Data records:
______

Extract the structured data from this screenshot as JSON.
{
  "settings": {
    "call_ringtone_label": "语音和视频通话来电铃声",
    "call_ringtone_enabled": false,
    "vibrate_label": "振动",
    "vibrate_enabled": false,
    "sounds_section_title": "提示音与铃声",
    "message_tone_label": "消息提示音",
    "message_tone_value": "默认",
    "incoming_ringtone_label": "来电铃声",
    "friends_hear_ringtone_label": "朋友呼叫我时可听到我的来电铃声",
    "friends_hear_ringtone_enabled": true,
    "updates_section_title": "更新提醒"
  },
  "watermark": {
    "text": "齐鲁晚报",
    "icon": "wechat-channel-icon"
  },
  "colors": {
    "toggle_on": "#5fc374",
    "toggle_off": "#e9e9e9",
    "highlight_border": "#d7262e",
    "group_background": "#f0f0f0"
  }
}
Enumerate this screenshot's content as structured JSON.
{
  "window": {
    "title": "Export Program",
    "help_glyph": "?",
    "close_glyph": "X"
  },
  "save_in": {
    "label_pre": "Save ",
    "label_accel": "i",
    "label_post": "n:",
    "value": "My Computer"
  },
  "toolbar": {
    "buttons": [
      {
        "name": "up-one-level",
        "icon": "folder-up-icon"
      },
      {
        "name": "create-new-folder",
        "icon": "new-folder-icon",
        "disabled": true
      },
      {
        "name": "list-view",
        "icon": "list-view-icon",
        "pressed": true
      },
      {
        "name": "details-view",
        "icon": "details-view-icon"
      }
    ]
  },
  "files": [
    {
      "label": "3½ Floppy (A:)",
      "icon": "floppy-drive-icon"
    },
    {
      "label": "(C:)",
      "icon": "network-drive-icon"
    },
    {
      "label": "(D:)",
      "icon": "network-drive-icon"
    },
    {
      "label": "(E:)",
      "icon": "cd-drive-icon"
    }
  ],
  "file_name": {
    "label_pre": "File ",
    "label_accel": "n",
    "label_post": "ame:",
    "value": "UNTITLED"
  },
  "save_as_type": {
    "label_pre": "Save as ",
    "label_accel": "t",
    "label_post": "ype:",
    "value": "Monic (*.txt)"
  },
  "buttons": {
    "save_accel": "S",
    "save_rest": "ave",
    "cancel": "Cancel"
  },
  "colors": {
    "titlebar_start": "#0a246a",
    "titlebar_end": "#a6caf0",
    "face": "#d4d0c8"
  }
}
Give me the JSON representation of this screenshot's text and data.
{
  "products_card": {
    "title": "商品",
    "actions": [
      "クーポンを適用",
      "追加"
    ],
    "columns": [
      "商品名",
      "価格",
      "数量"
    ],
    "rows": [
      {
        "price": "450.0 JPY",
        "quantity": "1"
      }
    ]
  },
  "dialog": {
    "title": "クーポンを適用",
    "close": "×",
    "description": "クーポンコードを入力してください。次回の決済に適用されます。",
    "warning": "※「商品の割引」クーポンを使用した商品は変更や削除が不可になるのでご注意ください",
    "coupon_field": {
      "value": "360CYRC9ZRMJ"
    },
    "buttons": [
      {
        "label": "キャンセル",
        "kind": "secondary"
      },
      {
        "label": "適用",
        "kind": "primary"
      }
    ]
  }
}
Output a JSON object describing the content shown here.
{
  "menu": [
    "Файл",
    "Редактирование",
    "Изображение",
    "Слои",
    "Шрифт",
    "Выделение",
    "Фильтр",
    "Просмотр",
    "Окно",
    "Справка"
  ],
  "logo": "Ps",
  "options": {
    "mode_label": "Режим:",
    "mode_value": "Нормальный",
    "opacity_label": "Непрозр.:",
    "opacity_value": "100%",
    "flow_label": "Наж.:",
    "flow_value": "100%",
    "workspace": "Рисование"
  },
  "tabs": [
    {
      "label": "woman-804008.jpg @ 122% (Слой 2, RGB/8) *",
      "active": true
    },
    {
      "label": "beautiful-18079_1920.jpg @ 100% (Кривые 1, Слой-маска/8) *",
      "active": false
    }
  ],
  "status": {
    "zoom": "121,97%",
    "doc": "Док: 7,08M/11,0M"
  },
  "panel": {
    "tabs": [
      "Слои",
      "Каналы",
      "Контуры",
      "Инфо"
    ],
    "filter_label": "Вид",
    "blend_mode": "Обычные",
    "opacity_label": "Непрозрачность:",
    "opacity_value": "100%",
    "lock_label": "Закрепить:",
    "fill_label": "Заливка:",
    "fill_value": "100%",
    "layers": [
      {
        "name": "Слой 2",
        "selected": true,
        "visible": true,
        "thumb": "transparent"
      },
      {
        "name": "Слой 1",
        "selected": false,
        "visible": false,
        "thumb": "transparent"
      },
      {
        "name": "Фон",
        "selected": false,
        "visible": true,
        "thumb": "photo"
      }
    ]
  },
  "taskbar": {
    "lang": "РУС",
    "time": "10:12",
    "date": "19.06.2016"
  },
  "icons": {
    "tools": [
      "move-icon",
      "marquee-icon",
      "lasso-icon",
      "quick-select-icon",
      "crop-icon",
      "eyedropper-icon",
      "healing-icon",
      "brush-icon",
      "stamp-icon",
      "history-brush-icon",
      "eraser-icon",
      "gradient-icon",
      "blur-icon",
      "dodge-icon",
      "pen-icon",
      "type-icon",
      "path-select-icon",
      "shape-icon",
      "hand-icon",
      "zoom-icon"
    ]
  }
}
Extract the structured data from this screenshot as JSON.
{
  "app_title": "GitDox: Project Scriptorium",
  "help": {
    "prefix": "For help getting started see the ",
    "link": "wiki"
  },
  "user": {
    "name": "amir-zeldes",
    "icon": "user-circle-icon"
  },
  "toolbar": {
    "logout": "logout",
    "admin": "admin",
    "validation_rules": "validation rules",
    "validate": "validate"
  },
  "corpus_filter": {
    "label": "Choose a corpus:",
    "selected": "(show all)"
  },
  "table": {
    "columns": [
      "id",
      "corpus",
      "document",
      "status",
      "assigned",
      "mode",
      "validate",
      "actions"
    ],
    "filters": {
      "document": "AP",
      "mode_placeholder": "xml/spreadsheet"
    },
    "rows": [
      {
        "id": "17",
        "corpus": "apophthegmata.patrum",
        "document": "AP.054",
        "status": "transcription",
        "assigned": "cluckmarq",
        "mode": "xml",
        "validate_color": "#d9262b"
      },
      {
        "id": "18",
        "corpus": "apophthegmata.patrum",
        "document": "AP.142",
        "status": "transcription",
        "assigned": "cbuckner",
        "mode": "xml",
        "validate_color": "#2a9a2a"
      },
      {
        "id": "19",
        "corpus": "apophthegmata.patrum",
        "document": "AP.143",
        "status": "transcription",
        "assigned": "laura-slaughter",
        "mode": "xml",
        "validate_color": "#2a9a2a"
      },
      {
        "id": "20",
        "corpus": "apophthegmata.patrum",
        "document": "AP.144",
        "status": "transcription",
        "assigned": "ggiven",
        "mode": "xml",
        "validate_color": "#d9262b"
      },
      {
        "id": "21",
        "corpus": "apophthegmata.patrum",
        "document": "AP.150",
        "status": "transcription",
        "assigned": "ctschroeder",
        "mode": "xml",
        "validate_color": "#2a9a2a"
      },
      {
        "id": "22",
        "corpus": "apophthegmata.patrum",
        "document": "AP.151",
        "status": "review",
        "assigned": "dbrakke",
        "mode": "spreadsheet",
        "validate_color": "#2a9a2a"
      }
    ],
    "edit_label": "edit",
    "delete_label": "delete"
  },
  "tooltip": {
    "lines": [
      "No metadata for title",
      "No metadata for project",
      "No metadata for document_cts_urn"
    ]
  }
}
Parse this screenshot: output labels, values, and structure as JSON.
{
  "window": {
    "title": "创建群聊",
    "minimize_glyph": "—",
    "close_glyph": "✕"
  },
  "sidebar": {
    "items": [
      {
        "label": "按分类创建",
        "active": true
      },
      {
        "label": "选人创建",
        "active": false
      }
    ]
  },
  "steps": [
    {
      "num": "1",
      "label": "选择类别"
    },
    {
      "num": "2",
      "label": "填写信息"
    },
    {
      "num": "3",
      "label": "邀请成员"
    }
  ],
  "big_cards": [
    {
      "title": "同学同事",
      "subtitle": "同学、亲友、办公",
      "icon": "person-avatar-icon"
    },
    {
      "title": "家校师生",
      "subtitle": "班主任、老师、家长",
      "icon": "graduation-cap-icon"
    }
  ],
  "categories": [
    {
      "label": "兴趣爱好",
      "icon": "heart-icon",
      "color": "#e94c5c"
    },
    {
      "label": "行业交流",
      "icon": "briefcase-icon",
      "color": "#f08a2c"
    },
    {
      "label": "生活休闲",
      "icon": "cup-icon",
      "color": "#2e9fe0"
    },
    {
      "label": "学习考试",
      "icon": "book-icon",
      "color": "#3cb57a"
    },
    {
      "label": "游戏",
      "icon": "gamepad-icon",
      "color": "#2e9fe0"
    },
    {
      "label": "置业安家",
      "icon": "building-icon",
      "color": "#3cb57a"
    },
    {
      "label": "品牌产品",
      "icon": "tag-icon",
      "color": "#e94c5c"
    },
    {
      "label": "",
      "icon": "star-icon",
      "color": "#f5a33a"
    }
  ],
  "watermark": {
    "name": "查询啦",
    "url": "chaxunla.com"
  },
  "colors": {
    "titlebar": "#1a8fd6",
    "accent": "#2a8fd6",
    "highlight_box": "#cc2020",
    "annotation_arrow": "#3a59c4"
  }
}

______

TASK STATEMENT> Go over the records above and tally each line that includes "folder". Give the total by itself.

THE ANSWER> 3